PROBLEM DESCRIPTION:
Gather up every line that includes the string "的方程为".

A block of data:
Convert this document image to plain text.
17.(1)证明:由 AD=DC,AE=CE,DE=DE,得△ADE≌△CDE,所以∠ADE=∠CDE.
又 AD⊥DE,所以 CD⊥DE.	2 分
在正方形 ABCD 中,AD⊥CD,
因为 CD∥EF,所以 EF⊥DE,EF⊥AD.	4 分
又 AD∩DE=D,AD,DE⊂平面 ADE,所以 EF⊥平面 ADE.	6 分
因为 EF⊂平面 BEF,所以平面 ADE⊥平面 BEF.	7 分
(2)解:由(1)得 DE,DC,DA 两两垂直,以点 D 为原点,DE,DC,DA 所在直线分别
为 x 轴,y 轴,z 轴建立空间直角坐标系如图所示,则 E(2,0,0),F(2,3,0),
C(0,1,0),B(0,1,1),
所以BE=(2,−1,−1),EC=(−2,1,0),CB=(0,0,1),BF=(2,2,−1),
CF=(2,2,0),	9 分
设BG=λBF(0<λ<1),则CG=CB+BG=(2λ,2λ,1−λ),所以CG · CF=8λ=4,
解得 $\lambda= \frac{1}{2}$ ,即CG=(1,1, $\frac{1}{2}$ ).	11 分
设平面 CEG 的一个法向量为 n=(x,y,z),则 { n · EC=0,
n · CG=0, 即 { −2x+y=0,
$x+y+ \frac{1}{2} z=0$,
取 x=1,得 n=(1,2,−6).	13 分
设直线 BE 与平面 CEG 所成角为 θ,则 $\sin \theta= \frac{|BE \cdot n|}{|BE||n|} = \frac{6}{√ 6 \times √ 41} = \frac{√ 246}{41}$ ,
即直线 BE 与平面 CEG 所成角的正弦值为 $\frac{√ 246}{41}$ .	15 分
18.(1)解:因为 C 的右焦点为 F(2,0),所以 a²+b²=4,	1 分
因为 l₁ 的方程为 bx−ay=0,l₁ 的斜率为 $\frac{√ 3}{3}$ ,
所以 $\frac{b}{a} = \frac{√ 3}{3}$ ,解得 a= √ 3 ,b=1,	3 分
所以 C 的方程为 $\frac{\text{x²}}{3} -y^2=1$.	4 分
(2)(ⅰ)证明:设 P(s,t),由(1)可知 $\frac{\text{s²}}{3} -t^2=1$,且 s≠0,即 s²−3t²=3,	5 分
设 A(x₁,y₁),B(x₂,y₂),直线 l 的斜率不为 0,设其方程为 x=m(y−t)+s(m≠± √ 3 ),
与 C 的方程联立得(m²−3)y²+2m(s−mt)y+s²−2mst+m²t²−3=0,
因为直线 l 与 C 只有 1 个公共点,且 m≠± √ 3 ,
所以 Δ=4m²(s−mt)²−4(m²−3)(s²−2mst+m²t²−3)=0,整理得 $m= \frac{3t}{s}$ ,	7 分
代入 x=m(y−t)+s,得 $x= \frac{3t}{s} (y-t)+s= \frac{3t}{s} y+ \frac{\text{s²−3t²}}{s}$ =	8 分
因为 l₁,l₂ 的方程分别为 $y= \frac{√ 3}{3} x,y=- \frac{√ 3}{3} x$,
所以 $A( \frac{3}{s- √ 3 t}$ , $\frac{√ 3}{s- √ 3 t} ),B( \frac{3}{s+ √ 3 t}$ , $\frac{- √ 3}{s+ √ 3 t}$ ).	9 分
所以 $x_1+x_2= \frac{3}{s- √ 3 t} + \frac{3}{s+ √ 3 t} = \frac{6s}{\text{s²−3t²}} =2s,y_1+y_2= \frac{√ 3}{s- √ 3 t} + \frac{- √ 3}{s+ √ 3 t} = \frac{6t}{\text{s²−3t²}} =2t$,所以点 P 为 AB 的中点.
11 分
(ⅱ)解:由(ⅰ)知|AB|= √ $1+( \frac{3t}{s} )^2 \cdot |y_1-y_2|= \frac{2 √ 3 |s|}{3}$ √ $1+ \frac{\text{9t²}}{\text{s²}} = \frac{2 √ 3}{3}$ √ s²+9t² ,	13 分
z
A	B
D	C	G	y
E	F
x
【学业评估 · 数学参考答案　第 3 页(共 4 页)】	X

EXERCISE OUTPUT:
因为 l₁ 的方程为 bx−ay=0,l₁ 的斜率为 $\frac{√ 3}{3}$ ,
所以 C 的方程为 $\frac{\text{x²}}{3} -y^2=1$.	4 分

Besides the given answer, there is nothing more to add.